* **TASK STATEMENT**:
Reproduce the records below in full and word for word, excluding pictures.

* **Dataset items**:
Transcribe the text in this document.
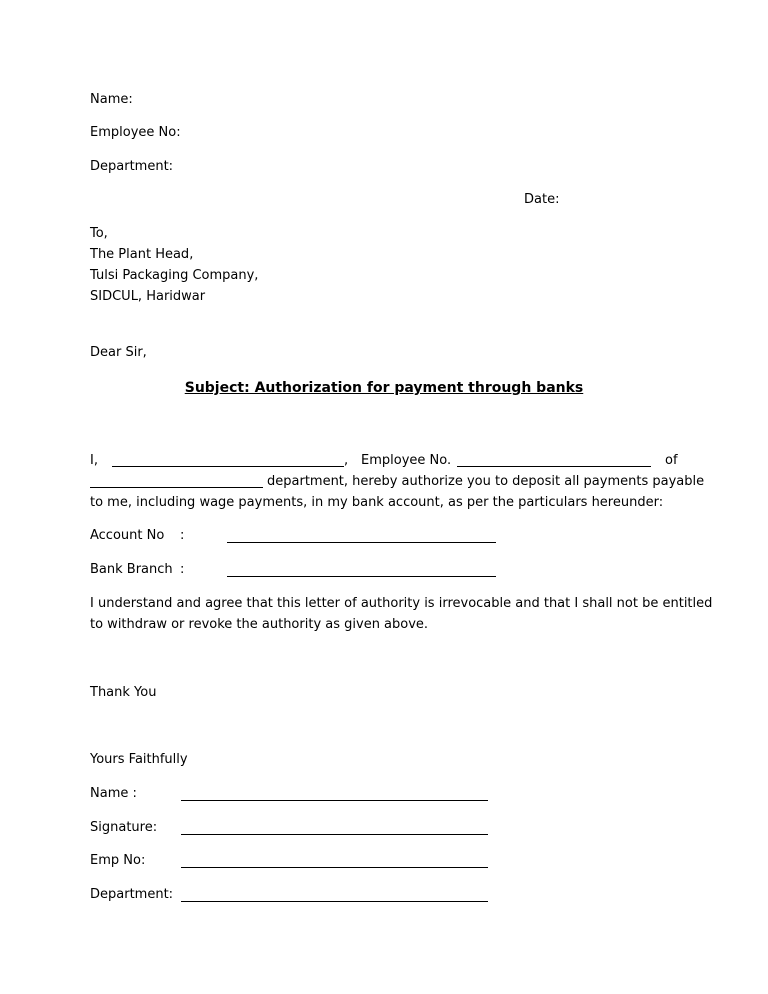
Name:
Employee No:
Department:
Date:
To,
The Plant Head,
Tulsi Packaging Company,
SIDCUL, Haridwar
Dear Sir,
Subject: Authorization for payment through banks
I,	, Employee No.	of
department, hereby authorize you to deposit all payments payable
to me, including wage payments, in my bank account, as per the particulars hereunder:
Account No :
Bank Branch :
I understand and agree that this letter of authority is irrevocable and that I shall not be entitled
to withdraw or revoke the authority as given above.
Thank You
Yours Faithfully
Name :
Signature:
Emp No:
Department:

* **FINISHED ANSWER**:
Transcribe the text in this document.
Name:
Employee No:
Department:
Date:
To,
The Plant Head,
Tulsi Packaging Company,
SIDCUL, Haridwar
Dear Sir,
Subject: Authorization for payment through banks
I,	, Employee No.	of
department, hereby authorize you to deposit all payments payable
to me, including wage payments, in my bank account, as per the particulars hereunder:
Account No :
Bank Branch :
I understand and agree that this letter of authority is irrevocable and that I shall not be entitled
to withdraw or revoke the authority as given above.
Thank You
Yours Faithfully
Name :
Signature:
Emp No:
Department:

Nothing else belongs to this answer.